**PROVIDED RECORDS**
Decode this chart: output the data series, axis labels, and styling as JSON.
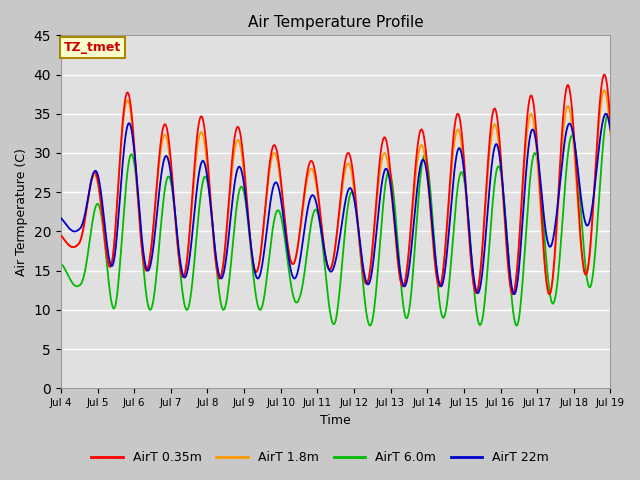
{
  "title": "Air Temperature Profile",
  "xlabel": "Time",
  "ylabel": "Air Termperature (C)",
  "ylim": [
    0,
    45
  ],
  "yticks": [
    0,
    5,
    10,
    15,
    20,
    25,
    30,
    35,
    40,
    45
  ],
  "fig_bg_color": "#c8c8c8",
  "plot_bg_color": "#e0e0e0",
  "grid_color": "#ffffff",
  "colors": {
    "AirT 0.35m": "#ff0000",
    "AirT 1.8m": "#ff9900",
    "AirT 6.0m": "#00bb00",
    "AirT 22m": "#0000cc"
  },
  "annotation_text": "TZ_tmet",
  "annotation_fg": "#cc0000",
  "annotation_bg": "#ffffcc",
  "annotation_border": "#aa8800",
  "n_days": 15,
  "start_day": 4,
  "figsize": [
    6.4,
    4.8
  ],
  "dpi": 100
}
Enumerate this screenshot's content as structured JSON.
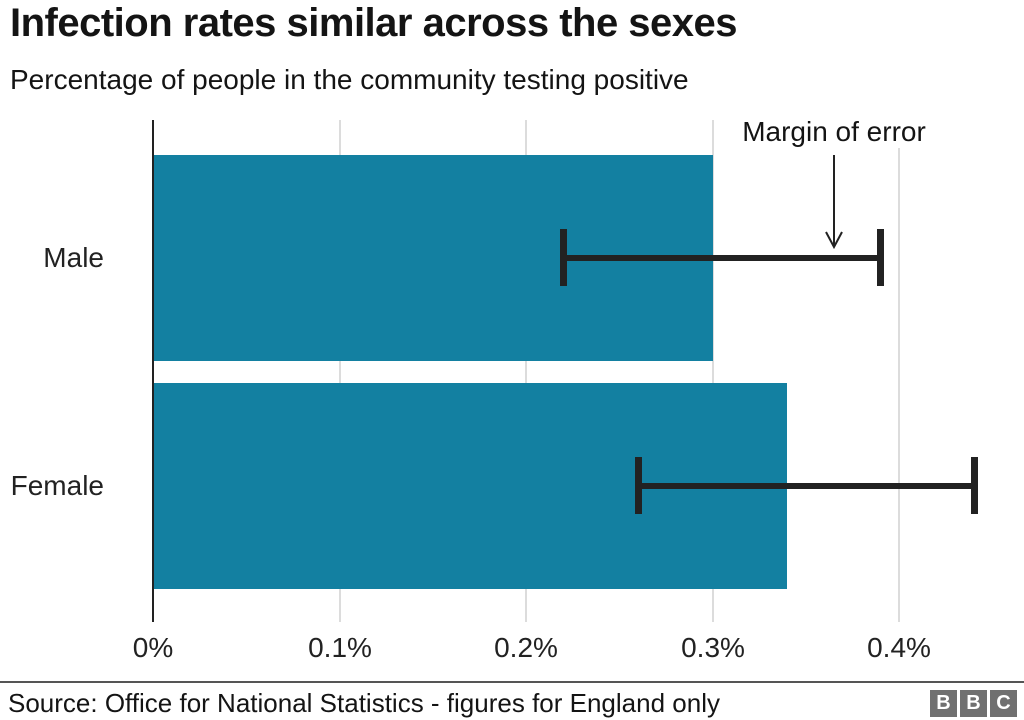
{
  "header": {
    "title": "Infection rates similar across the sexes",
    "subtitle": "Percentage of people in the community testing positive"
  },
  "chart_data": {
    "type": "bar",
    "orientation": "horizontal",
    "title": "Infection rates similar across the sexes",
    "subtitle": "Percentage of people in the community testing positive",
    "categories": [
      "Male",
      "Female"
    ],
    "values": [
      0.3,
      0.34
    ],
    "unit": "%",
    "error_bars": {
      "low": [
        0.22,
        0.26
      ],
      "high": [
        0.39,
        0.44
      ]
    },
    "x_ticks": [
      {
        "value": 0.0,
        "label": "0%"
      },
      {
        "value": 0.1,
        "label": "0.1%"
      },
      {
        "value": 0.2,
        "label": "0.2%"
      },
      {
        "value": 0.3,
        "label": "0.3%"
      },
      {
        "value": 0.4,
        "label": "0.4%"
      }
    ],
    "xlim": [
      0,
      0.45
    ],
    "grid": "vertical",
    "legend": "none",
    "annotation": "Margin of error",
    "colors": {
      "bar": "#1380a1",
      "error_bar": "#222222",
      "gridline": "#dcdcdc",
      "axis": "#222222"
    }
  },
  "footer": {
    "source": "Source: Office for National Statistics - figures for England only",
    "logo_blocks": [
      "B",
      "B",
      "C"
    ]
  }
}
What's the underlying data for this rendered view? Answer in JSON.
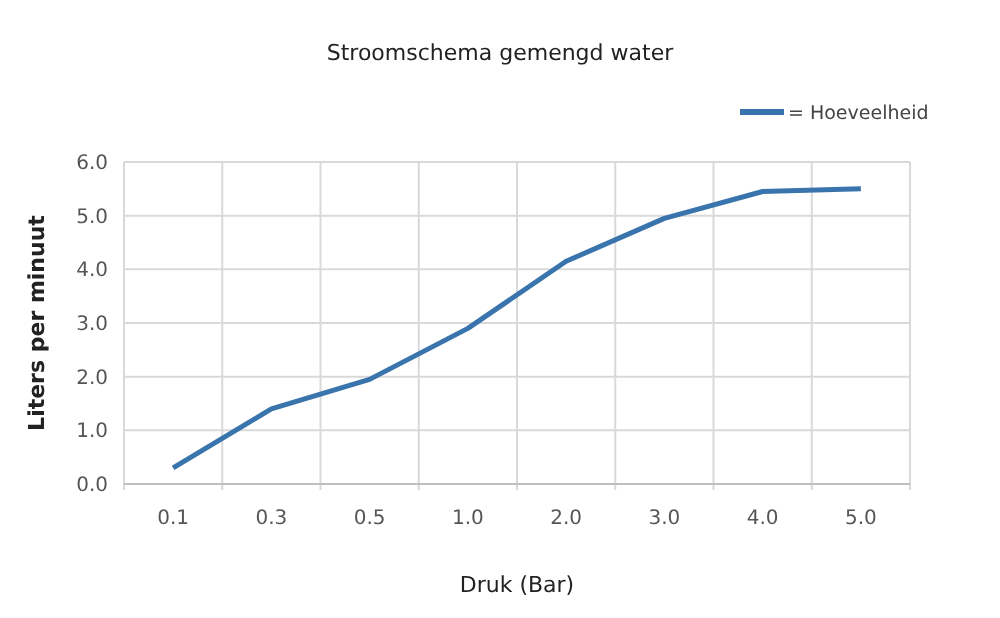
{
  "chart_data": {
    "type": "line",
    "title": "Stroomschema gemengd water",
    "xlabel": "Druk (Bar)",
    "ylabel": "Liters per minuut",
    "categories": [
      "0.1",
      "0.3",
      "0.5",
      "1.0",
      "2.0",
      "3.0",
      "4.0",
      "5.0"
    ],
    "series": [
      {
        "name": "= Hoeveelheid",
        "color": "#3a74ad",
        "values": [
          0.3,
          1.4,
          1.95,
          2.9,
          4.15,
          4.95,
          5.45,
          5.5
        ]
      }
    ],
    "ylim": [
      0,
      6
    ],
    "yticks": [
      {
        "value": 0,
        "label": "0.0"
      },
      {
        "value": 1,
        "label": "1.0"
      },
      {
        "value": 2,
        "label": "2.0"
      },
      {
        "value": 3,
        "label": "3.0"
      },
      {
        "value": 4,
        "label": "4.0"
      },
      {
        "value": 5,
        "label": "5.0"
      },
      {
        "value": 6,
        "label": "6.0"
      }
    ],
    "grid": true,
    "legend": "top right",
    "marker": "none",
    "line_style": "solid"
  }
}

**AIM**
Can the entries above be repeated exactly, without their pictures?

**RESPONSE**
Decode this chart: output the data series, axis labels, and styling as JSON.
{
  "title": "Air Temperature Profile",
  "xlabel": "Time",
  "ylabel": "Air Termperature (C)",
  "ylim": [
    0,
    45
  ],
  "yticks": [
    0,
    5,
    10,
    15,
    20,
    25,
    30,
    35,
    40,
    45
  ],
  "fig_bg_color": "#c8c8c8",
  "plot_bg_color": "#e0e0e0",
  "grid_color": "#ffffff",
  "colors": {
    "AirT 0.35m": "#ff0000",
    "AirT 1.8m": "#ff9900",
    "AirT 6.0m": "#00bb00",
    "AirT 22m": "#0000cc"
  },
  "annotation_text": "TZ_tmet",
  "annotation_fg": "#cc0000",
  "annotation_bg": "#ffffcc",
  "annotation_border": "#aa8800",
  "n_days": 15,
  "start_day": 4,
  "figsize": [
    6.4,
    4.8
  ],
  "dpi": 100
}
Enumerate this screenshot's content as structured JSON.
{
  "header": {
    "title": "Infection rates similar across the sexes",
    "subtitle": "Percentage of people in the community testing positive"
  },
  "chart_data": {
    "type": "bar",
    "orientation": "horizontal",
    "title": "Infection rates similar across the sexes",
    "subtitle": "Percentage of people in the community testing positive",
    "categories": [
      "Male",
      "Female"
    ],
    "values": [
      0.3,
      0.34
    ],
    "unit": "%",
    "error_bars": {
      "low": [
        0.22,
        0.26
      ],
      "high": [
        0.39,
        0.44
      ]
    },
    "x_ticks": [
      {
        "value": 0.0,
        "label": "0%"
      },
      {
        "value": 0.1,
        "label": "0.1%"
      },
      {
        "value": 0.2,
        "label": "0.2%"
      },
      {
        "value": 0.3,
        "label": "0.3%"
      },
      {
        "value": 0.4,
        "label": "0.4%"
      }
    ],
    "xlim": [
      0,
      0.45
    ],
    "grid": "vertical",
    "legend": "none",
    "annotation": "Margin of error",
    "colors": {
      "bar": "#1380a1",
      "error_bar": "#222222",
      "gridline": "#dcdcdc",
      "axis": "#222222"
    }
  },
  "footer": {
    "source": "Source: Office for National Statistics - figures for England only",
    "logo_blocks": [
      "B",
      "B",
      "C"
    ]
  }
}
What's the underlying data for this rendered view? Answer in JSON.
{
  "chart_data": {
    "type": "line",
    "title": "Stroomschema gemengd water",
    "xlabel": "Druk (Bar)",
    "ylabel": "Liters per minuut",
    "categories": [
      "0.1",
      "0.3",
      "0.5",
      "1.0",
      "2.0",
      "3.0",
      "4.0",
      "5.0"
    ],
    "series": [
      {
        "name": "= Hoeveelheid",
        "color": "#3a74ad",
        "values": [
          0.3,
          1.4,
          1.95,
          2.9,
          4.15,
          4.95,
          5.45,
          5.5
        ]
      }
    ],
    "ylim": [
      0,
      6
    ],
    "yticks": [
      {
        "value": 0,
        "label": "0.0"
      },
      {
        "value": 1,
        "label": "1.0"
      },
      {
        "value": 2,
        "label": "2.0"
      },
      {
        "value": 3,
        "label": "3.0"
      },
      {
        "value": 4,
        "label": "4.0"
      },
      {
        "value": 5,
        "label": "5.0"
      },
      {
        "value": 6,
        "label": "6.0"
      }
    ],
    "grid": true,
    "legend": "top right",
    "marker": "none",
    "line_style": "solid"
  }
}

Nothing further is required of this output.